:: Exercise requirements ::
Search the records below for the string "verkrijgbaar", and report each line that contains it.

Stored entries
* * *

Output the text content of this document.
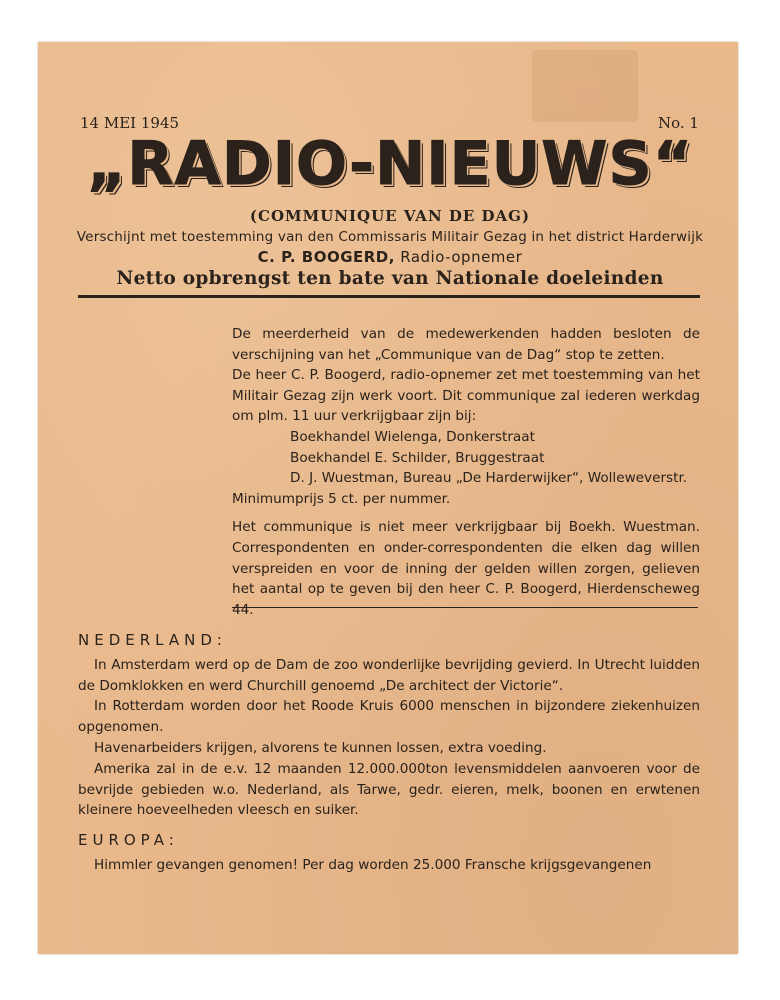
14 MEI 1945	No. 1
„RADIO-NIEUWS“
(COMMUNIQUE VAN DE DAG)
Verschijnt met toestemming van den Commissaris Militair Gezag in het district Harderwijk
C. P. BOOGERD, Radio-opnemer
Netto opbrengst ten bate van Nationale doeleinden

De meerderheid van de medewerkenden hadden besloten de verschijning van het „Communique van de Dag“ stop te zetten.

De heer C. P. Boogerd, radio-opnemer zet met toestemming van het Militair Gezag zijn werk voort. Dit communique zal iederen werkdag om plm. 11 uur verkrijgbaar zijn bij:

Boekhandel Wielenga, Donkerstraat
Boekhandel E. Schilder, Bruggestraat
D. J. Wuestman, Bureau „De Harderwijker“, Wolleweverstr.

Minimumprijs 5 ct. per nummer.

Het communique is niet meer verkrijgbaar bij Boekh. Wuestman. Correspondenten en onder-correspondenten die elken dag willen verspreiden en voor de inning der gelden willen zorgen, gelieven het aantal op te geven bij den heer C. P. Boogerd, Hierdenscheweg 44.

NEDERLAND:

In Amsterdam werd op de Dam de zoo wonderlijke bevrijding gevierd. In Utrecht luidden de Domklokken en werd Churchill genoemd „De architect der Victorie“.

In Rotterdam worden door het Roode Kruis 6000 menschen in bijzondere ziekenhuizen opgenomen.

Havenarbeiders krijgen, alvorens te kunnen lossen, extra voeding.

Amerika zal in de e.v. 12 maanden 12.000.000ton levensmiddelen aanvoeren voor de bevrijde gebieden w.o. Nederland, als Tarwe, gedr. eieren, melk, boonen en erwtenen kleinere hoeveelheden vleesch en suiker.

EUROPA:

Himmler gevangen genomen! Per dag worden 25.000 Fransche krijgsgevangenen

* * *

:: Exercise output ::
De heer C. P. Boogerd, radio-opnemer zet met toestemming van het Militair Gezag zijn werk voort. Dit communique zal iederen werkdag om plm. 11 uur verkrijgbaar zijn bij:
Het communique is niet meer verkrijgbaar bij Boekh. Wuestman. Correspondenten en onder-correspondenten die elken dag willen verspreiden en voor de inning der gelden willen zorgen, gelieven het aantal op te geven bij den heer C. P. Boogerd, Hierdenscheweg 44.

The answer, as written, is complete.